▸ Extracted text
┄┄┄┄┄┄

After sad good byes,luckily both Monks whom were walking freely again we walked around Gung Gungs back streets. We found little lane ways and rested beside a beautiful well covered by a huge bell. Here a very beautiful girl came down to collect water. To me it was a strange sight watching someone so well dressed and so beautiful collect water from a well. In fact, watching anyone collect water from a well is a strange sight to me. In fact, any well that is actually used is a strange sight to me. In rural areas I'm used to people just dipping a bucket into the local filthy river.

I wondered if they still needed to boil the water from the well. I would, but would they actually need to?

Next we headed up the hill to yet another temple and took some happy snaps of something that wasn't really much at all. We decided to leave pretty quickly and headed along a lane way out into the trees. We come across a huge brick fence and followed the trail around passed Chinese tombs with offerings of rice and water on them. We came to a gate a peered inside. It was a war memorial, but why was it hidden up here in amongst the trees and why was it locked.

We decided it was time to leave.

┄┄┄┄┄┄

▸ Exercise
Retype, character for character, the section of the walk account that begins with the words containing "I wondered if" and ends with "time to leave.".

┄┄┄┄┄┄

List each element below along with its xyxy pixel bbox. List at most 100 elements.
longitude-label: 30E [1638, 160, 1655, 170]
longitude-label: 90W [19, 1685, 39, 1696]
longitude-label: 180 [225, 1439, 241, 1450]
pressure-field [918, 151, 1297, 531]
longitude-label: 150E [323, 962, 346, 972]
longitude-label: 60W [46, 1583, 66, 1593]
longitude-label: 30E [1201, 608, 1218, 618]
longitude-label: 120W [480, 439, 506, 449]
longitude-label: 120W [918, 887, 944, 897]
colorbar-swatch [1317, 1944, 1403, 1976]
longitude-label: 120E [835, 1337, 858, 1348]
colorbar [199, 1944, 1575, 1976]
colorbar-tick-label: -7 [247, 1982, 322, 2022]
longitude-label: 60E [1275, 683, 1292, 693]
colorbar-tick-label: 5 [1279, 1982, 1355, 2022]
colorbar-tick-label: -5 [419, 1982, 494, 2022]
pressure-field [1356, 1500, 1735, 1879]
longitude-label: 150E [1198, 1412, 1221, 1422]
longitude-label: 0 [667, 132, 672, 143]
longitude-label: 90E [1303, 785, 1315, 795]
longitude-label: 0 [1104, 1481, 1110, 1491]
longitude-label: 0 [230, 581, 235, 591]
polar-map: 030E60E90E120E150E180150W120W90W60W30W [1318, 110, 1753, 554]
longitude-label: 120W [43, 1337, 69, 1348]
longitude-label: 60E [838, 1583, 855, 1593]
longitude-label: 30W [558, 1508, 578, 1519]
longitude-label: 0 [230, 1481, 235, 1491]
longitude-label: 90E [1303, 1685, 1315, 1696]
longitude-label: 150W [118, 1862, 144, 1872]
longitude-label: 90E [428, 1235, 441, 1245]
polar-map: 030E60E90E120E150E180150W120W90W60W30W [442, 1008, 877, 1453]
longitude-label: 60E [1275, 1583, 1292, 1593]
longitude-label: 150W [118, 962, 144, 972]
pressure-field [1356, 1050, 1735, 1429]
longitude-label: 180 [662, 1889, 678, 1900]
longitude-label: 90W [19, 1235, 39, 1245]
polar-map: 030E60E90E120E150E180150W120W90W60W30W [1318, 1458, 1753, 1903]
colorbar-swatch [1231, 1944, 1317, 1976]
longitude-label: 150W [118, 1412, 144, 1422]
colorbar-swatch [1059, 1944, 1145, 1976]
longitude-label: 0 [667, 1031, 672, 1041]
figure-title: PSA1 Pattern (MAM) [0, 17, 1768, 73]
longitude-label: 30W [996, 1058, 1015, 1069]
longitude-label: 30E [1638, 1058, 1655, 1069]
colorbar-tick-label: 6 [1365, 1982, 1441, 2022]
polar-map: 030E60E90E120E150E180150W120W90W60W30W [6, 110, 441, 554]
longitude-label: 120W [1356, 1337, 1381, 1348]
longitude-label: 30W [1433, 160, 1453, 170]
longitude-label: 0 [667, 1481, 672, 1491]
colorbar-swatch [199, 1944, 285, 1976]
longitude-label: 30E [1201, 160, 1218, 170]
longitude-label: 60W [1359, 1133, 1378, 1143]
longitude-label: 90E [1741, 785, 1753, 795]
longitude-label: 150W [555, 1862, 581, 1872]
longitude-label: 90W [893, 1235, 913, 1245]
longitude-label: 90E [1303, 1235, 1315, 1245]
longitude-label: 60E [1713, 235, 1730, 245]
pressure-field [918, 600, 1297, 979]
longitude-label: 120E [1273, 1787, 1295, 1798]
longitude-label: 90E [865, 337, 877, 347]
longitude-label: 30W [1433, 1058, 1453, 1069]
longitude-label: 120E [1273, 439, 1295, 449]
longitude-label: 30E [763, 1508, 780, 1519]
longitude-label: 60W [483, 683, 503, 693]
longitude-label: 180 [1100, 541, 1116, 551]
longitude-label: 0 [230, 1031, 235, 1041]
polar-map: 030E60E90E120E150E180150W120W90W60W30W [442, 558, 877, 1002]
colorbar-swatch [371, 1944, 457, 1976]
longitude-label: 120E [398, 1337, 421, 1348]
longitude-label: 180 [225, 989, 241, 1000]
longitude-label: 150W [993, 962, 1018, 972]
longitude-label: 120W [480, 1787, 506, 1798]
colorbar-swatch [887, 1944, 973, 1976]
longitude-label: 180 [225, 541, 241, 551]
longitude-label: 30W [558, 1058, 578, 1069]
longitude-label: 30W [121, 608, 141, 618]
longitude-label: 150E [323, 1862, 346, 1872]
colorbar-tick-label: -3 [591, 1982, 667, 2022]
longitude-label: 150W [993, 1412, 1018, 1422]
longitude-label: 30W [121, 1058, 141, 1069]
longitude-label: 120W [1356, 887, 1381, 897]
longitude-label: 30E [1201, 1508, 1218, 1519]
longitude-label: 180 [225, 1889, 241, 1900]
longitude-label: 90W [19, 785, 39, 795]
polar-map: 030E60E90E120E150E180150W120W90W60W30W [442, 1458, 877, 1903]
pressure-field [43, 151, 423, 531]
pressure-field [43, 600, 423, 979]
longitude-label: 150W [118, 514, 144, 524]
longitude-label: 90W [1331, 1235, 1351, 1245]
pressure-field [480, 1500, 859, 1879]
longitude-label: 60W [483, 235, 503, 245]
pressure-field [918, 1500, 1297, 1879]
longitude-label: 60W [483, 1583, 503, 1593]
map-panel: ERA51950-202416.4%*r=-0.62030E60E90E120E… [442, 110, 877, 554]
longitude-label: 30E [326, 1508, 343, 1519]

┄┄┄┄┄┄

▸ Exercise answer
I wondered if they still needed to boil the water from the well. I would, but would they actually need to?

Next we headed up the hill to yet another temple and took some happy snaps of something that wasn't really much at all. We decided to leave pretty quickly and headed along a lane way out into the trees. We come across a huge brick fence and followed the trail around passed Chinese tombs with offerings of rice and water on them. We came to a gate a peered inside. It was a war memorial, but why was it hidden up here in amongst the trees and why was it locked.

We decided it was time to leave.